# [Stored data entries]
════════════════════

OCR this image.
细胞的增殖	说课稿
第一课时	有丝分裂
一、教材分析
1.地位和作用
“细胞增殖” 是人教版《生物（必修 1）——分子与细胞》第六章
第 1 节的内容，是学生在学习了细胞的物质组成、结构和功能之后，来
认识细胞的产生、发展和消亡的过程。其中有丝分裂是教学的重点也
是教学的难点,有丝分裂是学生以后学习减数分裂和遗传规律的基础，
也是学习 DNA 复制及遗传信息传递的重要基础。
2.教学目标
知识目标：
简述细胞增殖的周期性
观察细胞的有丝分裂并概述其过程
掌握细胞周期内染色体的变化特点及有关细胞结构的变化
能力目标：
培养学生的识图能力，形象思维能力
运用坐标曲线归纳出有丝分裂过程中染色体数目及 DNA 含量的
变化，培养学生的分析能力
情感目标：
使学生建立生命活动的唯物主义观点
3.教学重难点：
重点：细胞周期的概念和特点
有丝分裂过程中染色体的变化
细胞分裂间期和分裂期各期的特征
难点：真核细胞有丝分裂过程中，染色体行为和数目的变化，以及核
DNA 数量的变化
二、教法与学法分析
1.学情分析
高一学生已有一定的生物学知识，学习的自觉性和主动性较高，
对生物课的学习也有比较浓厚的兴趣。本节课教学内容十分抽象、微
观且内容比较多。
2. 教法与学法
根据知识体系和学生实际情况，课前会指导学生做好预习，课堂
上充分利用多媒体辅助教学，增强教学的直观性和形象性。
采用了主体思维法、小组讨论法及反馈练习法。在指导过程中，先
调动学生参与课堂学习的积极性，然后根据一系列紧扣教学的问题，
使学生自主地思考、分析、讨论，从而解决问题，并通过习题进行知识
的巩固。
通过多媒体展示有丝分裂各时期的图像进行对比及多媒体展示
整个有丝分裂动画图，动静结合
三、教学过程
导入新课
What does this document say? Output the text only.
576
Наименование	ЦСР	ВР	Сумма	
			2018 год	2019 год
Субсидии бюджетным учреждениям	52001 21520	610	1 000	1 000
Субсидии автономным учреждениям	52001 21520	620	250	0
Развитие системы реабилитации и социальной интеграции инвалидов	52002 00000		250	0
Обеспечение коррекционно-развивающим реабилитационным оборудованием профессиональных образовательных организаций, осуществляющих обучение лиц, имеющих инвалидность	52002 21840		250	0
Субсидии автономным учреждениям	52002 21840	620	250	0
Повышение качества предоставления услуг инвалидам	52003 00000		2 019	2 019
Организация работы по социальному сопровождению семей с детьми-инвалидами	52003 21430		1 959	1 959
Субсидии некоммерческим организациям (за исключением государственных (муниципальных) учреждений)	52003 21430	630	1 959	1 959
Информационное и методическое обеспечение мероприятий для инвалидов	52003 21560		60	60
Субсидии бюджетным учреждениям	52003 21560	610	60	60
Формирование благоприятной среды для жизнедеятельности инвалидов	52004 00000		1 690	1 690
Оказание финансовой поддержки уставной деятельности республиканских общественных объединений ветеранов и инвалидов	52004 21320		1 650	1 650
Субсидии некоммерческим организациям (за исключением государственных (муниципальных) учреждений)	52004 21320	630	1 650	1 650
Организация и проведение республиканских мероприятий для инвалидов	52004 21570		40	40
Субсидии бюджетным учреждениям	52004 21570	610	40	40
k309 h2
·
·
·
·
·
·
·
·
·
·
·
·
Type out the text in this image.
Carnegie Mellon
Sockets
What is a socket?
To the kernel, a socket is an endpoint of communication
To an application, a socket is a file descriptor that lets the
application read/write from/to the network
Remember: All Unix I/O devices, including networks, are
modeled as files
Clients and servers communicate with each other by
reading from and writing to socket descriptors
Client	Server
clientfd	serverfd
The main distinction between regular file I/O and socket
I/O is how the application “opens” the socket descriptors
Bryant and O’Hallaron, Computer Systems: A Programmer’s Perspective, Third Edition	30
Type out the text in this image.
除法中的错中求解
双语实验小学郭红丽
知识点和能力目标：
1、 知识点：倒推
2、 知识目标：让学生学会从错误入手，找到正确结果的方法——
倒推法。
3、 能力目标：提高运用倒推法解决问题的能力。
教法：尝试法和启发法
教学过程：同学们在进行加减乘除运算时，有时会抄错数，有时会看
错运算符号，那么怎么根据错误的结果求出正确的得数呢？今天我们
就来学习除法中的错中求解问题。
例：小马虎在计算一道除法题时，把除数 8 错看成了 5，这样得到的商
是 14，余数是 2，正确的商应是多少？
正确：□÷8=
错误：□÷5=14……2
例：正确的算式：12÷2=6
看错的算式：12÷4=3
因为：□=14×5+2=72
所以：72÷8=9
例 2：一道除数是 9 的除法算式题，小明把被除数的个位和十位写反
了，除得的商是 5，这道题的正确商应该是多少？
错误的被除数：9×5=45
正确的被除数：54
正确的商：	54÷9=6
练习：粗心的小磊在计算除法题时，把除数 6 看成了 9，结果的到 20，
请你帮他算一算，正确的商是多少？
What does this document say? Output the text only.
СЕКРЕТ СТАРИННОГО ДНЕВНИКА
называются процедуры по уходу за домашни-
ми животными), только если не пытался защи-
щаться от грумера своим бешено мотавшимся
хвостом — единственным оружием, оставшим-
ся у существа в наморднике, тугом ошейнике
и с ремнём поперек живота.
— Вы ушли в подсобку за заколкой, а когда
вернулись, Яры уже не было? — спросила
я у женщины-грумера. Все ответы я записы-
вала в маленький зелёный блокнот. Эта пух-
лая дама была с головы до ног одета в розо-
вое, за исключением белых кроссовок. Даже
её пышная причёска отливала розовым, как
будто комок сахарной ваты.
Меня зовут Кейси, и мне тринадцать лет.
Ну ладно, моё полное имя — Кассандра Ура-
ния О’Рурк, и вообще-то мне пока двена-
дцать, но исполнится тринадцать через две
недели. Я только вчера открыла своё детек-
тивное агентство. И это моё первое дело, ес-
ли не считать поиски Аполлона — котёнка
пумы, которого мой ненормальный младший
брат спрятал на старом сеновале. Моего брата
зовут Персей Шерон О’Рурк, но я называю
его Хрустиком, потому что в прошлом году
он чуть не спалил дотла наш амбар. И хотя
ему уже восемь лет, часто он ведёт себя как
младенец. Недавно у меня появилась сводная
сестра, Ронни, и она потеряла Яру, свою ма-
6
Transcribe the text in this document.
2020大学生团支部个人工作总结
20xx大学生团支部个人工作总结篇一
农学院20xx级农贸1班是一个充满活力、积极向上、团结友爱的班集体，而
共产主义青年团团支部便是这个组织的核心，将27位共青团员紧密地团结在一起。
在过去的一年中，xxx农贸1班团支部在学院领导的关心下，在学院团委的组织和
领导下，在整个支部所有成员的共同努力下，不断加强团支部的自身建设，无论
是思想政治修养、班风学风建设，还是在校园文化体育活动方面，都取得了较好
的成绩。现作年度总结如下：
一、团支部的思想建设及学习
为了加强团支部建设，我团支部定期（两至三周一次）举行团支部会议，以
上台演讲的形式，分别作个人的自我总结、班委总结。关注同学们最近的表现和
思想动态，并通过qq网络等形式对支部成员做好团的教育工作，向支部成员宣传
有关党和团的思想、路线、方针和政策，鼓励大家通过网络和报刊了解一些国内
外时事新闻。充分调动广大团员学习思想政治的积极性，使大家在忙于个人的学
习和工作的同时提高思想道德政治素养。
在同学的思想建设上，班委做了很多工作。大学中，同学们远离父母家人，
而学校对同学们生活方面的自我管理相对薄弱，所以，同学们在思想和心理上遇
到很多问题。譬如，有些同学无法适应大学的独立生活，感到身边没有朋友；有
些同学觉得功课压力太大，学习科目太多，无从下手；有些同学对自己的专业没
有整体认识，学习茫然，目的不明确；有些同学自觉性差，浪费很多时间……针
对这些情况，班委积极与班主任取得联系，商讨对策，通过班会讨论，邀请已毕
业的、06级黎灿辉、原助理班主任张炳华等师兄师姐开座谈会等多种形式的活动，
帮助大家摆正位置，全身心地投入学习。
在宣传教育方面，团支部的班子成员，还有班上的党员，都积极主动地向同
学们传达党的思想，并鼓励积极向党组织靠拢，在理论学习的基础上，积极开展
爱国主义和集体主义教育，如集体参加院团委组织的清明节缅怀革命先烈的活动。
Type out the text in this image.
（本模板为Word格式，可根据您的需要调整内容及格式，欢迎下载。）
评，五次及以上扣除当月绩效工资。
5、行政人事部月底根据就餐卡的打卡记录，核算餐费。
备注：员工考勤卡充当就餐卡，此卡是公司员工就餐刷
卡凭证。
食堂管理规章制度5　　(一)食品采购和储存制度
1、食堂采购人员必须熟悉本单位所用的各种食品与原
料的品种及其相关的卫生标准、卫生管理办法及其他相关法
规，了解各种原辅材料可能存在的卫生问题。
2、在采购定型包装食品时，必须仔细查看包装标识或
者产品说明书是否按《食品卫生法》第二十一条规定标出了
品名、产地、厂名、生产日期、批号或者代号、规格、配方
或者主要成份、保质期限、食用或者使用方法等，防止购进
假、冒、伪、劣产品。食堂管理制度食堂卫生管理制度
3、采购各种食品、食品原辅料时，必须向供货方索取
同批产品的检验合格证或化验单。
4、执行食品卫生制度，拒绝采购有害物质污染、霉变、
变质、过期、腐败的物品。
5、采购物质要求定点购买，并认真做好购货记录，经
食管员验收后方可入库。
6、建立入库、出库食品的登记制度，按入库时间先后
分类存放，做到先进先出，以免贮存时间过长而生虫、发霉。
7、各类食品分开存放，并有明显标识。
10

════════════════════

# [STATED EXERCISE]
Read the entries and show each line that mentions "инвалидов".

# [RESULT OF THE TASK]
Развитие системы реабилитации и социальной интеграции инвалидов	52002 00000		250	0
Информационное и методическое обеспечение мероприятий для инвалидов	52003 21560		60	60
Формирование благоприятной среды для жизнедеятельности инвалидов	52004 00000		1 690	1 690
Оказание финансовой поддержки уставной деятельности республиканских общественных объединений ветеранов и инвалидов	52004 21320		1 650	1 650
Организация и проведение республиканских мероприятий для инвалидов	52004 21570		40	40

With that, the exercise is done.